(Reading passage begins)
William Jolley (1836 - 13 February 1919) was an English architect based in Nottingham.

==History==

He was born in 1836, the son of William Jolley (1801–1886) and Elizabeth Moore (1800–1857) and baptised on 9 August 1836 in St Alkmund's Church, Derby.

He trained as an architect as a pupil by Thomas Chambers Hine and then went to work for 13 years in the office of Sir George Gilbert Scott in London. He then moved to be an assistant with Robert Evans JP in Eldon Chambers. The partnership of Evans and Jolley was established in 1871 and lasted until 1894.

He died on 13 February 1919 and left an estate of 22,402 7s. 8d..

==Works==
- Club, 12 Victoria Street, Nottingham 1872 with Evans
- Birkin Brothers lace warehouse, 16 Stoney Street, Nottingham 1872 with Evans (plus additions in 1881)
- Lewis and Grundy ironmongers shop, Victoria Street, Nottingham 1873 extended with Evans
- Holy Trinity Church, Kirk Ireton 1873 with Evans. Restoration.
- St Mary’s Schools, Bath Street, Nottingham 1872-74 with Evans
- St Peter's Church, Nottingham 1875 with Evans. Renewal of the chancel and north transept
- St John the Baptist Church, Beeston 1876 with Evans. Addition of organ chamber.
- St Mary the Virgin’s Church, Weston-on-Trent, 1876-77 with Evans. Restoration.
- St Augustine's Church, Basford, Nottingham 1877 with Evans. North aisle added 1884. Chancel 1895.
(Reading passage ends)
(Records shown begins)
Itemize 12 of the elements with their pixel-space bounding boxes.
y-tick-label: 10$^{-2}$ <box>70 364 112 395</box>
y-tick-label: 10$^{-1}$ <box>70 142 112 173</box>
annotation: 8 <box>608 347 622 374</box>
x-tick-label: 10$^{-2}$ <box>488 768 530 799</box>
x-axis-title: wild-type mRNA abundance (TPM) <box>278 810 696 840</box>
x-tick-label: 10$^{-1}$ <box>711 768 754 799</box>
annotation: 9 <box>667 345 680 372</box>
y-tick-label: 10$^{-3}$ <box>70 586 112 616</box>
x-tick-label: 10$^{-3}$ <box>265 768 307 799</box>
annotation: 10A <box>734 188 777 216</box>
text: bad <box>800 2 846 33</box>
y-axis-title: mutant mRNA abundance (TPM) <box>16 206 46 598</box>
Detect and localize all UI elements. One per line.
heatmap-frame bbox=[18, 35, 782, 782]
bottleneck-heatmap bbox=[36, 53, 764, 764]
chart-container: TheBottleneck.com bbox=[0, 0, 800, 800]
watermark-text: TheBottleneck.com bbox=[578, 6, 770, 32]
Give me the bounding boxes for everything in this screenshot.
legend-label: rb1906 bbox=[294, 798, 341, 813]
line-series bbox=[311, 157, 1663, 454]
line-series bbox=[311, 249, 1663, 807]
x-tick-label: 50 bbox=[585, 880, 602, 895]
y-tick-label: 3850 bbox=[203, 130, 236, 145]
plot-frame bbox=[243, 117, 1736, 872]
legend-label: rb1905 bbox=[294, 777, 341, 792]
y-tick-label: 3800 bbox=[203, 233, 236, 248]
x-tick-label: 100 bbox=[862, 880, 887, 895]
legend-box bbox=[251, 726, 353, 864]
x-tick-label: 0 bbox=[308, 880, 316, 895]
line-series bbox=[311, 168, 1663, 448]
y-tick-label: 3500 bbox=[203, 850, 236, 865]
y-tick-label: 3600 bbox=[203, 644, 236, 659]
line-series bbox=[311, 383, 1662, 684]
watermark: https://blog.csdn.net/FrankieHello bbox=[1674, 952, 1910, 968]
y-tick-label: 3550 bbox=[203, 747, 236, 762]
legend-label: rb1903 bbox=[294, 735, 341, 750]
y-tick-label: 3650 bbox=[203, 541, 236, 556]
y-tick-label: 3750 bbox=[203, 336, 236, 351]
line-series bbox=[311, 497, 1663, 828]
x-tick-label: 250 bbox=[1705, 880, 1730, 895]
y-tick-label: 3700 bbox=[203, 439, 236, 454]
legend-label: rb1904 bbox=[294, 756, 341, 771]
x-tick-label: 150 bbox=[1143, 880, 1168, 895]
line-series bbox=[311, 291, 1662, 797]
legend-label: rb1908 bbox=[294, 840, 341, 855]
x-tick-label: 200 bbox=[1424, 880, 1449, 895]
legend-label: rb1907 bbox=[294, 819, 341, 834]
(Records shown ends)
* [Problems to solve]:
A. In the article on the architect William Jolley, how many years did he work in Sir George Gilbert Scott's London office?
B. Pick up the article on the architect William Jolley after its last line and extend it.

* [Answers in order]:
A. 13 years.

B.
- St Jude's Church, Mapperley 1877 with Evans.
- All Saints' Church, Cotgrave 1877–78 with Evans. Restoration.
- Warehouse, Stanford Street, Nottingham 1878-79
- People’s College, College Street, Nottingham 1881, 1891–92 and 1897 all additions with Evans
- Paton House, University of Nottingham 1881 with Evans
- Miss Cullen's Almshouses, Nottingham 1882-83 with Evans
- Priory Church of St Anthony, Lenton 1884 restoration
- Hart, Fellow's and Company Bank, Bridlesmith Gate, Nottingham 1884 with Evans
- Shop, South Parade/Wheeler Gate, Nottingham 1888 with Evans
- Lenton Firs, University of Nottingham 1888 with Evans remodelling
- House and shop, South Parade, Nottingham 1889 with Evans
- Warehouse, 11 Warser Gate, Nottingham 1890 with Evans
- Nottingham Hospital for Women, Castle Gate, Nottingham 1890 with Evans. New central entrance.
- St Wilfrid's Church, Egginton Derbyshire 1891–92. with Evans. Restoration.
- 17-21 Houndsgate, Nottingham. Warehousing for James Snook & Co, drapers and haberdashers 1894–95 with Evans.